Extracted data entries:

::::

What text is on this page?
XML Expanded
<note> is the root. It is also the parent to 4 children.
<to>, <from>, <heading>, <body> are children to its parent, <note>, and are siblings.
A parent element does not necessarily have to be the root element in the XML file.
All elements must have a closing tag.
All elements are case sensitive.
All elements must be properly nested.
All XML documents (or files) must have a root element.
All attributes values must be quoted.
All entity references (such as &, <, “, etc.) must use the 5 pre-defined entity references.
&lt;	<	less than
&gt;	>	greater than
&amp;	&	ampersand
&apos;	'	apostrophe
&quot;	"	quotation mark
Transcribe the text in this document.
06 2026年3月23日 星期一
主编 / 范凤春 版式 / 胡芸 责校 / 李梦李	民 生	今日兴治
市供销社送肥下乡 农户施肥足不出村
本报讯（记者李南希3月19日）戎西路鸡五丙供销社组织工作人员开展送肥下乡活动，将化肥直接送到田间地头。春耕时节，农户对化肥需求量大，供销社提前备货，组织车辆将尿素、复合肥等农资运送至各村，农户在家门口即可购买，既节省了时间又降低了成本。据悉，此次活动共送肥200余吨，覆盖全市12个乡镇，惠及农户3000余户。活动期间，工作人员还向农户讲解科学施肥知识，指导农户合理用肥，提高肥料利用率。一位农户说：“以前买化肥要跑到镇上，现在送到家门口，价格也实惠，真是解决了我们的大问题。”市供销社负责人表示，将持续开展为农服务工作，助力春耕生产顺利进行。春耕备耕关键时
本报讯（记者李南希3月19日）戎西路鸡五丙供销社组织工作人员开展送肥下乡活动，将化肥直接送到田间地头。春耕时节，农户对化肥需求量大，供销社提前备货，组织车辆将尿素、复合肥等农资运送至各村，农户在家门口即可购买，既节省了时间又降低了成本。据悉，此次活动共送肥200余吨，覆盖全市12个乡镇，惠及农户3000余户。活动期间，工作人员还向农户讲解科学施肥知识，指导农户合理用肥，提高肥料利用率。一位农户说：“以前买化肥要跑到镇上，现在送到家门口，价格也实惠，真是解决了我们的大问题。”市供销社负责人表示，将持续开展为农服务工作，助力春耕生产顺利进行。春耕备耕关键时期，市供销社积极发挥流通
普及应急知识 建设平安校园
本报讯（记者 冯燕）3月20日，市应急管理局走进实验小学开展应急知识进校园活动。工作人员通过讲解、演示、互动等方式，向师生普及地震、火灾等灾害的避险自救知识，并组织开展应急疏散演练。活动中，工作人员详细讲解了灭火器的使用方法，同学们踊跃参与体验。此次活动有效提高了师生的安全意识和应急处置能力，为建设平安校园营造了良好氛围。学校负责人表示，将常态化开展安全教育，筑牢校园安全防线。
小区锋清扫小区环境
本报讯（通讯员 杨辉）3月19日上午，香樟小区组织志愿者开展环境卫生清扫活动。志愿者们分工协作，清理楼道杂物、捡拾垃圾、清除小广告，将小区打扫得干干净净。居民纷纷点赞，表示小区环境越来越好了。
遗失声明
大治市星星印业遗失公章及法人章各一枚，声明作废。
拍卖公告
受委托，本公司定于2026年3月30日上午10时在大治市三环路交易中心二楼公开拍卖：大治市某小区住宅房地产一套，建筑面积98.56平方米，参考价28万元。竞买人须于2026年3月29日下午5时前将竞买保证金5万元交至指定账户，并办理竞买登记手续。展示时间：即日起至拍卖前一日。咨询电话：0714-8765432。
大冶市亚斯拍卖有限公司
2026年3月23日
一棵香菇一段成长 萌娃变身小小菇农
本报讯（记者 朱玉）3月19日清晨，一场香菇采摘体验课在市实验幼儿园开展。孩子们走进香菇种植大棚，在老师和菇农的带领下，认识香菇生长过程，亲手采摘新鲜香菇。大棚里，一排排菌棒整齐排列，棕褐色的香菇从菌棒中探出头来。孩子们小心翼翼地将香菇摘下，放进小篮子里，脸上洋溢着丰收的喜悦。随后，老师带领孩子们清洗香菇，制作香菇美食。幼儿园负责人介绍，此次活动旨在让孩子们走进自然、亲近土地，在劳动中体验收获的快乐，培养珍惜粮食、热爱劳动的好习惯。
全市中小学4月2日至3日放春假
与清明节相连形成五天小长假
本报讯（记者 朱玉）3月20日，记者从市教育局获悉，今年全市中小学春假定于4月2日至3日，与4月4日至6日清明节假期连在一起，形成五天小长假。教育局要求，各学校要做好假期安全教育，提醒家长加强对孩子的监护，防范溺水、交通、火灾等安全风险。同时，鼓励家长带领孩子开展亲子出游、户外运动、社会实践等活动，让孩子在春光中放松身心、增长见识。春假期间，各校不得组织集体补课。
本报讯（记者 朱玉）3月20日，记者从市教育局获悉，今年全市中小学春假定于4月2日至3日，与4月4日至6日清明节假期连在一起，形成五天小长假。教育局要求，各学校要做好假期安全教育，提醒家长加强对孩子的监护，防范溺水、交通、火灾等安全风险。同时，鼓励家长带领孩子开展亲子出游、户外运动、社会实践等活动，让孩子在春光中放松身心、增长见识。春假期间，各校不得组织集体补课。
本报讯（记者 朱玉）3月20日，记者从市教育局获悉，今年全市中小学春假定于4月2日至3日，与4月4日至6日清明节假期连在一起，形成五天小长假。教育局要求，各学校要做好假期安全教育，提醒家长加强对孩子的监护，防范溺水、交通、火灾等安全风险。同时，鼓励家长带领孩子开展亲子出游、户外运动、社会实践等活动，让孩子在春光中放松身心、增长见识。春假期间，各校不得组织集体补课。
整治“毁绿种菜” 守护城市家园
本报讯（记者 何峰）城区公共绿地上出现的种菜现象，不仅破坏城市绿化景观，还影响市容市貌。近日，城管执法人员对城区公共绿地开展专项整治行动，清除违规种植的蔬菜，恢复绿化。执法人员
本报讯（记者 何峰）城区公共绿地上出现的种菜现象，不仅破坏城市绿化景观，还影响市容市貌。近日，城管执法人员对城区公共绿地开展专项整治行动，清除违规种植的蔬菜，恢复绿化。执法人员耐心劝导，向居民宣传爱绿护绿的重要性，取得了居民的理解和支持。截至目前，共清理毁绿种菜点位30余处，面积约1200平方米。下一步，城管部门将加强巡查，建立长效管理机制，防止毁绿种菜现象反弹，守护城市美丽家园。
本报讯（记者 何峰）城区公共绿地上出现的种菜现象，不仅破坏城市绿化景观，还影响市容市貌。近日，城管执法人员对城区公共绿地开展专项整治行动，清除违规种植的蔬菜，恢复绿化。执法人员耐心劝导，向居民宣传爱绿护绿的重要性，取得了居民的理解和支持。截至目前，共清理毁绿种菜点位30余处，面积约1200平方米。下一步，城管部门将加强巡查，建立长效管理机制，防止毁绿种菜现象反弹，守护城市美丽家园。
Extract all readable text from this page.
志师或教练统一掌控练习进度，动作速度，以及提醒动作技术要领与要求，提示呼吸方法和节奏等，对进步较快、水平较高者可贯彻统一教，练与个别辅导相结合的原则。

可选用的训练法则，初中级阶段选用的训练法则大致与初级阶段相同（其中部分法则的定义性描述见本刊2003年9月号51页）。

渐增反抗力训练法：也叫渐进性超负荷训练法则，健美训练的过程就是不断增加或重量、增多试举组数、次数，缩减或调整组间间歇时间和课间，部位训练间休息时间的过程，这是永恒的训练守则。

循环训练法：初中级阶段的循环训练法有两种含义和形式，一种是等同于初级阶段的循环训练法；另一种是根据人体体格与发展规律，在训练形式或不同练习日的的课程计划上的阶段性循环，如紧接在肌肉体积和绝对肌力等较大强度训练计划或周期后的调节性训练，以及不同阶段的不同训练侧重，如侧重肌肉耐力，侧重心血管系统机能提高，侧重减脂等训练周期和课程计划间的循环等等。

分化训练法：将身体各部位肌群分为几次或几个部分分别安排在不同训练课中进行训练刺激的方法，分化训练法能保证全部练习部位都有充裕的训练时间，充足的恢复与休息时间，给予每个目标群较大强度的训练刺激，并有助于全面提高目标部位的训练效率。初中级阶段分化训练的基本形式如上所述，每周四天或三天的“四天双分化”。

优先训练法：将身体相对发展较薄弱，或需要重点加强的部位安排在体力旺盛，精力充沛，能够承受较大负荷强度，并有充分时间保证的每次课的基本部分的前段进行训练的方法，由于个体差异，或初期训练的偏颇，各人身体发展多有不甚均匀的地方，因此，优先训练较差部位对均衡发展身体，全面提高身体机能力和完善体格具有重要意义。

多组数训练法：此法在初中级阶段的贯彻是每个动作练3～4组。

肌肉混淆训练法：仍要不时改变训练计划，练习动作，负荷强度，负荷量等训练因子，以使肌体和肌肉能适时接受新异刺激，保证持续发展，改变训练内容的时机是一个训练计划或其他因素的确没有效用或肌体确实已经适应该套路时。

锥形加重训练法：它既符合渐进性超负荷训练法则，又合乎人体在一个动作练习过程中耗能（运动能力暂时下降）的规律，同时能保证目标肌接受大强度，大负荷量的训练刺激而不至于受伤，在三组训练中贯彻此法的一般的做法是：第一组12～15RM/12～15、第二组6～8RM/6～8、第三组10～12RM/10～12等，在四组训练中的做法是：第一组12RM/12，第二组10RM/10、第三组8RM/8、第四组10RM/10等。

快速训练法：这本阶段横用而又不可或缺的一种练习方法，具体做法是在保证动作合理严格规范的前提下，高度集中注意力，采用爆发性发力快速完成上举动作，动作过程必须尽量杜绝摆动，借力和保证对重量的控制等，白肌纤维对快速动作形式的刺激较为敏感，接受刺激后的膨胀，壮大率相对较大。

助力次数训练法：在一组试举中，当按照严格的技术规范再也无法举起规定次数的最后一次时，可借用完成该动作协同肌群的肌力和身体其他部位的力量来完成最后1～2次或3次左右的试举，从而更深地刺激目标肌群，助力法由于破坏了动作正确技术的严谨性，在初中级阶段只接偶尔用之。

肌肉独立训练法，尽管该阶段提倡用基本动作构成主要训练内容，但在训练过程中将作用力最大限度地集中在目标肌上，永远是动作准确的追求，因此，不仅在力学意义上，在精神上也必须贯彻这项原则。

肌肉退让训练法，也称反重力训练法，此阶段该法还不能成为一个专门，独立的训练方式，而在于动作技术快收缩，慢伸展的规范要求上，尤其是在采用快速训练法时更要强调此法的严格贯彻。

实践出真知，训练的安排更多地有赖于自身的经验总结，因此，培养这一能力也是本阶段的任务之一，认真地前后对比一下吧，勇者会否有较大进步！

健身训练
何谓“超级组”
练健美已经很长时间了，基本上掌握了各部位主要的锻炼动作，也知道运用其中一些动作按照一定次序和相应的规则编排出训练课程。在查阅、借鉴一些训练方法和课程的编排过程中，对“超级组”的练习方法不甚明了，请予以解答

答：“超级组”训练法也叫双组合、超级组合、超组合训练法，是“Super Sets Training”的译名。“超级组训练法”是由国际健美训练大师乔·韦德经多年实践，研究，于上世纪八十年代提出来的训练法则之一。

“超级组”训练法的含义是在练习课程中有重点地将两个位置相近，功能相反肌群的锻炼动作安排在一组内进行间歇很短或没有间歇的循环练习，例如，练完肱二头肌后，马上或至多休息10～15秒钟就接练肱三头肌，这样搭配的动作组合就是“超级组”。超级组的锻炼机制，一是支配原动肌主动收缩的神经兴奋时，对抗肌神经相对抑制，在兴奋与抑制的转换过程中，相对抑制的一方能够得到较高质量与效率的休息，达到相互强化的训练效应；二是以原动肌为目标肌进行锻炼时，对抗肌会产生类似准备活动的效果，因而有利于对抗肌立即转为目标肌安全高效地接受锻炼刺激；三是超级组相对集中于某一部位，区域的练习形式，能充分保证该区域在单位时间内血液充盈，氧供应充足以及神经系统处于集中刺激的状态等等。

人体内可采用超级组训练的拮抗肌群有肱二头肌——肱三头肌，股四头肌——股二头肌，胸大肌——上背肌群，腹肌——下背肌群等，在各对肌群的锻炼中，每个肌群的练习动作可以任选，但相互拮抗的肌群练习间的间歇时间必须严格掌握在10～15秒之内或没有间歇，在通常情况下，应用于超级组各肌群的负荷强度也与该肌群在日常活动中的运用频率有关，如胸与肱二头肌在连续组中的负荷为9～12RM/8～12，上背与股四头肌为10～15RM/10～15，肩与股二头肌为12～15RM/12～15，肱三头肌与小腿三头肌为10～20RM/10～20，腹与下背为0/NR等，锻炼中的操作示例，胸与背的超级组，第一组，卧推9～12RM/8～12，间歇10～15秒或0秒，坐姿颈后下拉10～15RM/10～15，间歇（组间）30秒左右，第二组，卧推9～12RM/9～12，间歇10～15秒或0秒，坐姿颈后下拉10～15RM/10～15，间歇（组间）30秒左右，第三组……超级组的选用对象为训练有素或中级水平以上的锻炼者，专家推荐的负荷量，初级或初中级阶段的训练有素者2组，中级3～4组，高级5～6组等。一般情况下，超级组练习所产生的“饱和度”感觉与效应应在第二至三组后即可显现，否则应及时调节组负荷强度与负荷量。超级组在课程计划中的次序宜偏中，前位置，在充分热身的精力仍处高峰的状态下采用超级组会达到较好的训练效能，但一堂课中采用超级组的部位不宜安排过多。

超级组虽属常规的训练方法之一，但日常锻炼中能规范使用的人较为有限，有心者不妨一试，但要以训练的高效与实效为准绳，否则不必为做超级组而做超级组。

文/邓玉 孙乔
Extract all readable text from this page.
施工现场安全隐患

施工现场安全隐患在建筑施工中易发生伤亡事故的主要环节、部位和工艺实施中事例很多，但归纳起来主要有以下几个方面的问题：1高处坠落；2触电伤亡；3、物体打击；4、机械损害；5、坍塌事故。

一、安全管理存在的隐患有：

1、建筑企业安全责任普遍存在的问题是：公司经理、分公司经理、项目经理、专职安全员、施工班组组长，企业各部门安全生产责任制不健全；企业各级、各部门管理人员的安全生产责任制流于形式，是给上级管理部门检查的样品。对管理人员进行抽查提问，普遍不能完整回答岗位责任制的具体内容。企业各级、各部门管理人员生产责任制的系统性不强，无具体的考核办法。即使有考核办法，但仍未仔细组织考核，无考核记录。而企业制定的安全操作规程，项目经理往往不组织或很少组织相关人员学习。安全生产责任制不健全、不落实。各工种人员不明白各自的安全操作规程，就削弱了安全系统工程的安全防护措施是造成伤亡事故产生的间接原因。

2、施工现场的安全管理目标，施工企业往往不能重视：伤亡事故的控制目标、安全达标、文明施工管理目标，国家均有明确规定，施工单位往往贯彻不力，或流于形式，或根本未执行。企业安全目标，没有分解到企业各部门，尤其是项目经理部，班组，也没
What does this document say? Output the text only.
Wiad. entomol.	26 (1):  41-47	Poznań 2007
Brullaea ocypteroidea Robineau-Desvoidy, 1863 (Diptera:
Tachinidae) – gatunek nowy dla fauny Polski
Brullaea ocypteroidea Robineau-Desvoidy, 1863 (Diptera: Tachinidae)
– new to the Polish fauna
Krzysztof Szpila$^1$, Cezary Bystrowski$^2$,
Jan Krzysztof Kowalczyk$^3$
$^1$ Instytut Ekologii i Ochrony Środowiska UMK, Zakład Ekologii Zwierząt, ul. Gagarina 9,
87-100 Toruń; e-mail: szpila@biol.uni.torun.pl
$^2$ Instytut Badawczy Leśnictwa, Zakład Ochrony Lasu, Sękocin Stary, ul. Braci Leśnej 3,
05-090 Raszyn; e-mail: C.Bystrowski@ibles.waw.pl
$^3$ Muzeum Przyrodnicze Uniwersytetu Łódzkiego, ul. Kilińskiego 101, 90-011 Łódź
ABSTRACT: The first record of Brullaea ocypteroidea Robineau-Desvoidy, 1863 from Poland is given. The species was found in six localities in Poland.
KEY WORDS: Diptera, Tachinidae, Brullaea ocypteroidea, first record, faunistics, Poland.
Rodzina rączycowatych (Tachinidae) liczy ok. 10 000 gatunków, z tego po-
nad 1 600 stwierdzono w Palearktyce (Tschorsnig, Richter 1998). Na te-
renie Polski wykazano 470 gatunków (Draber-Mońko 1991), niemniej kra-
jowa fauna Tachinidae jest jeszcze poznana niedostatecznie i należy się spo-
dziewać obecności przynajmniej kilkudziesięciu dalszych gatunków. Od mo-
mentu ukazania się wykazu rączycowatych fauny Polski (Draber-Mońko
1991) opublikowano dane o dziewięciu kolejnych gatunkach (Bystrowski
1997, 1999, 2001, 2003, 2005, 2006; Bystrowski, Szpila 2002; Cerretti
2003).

::::

WHAT TO PRODUCE — How many of the lines above include the string "真是解决了我们的大问题"? Answer with the number only.

TASK SOLUTION — 2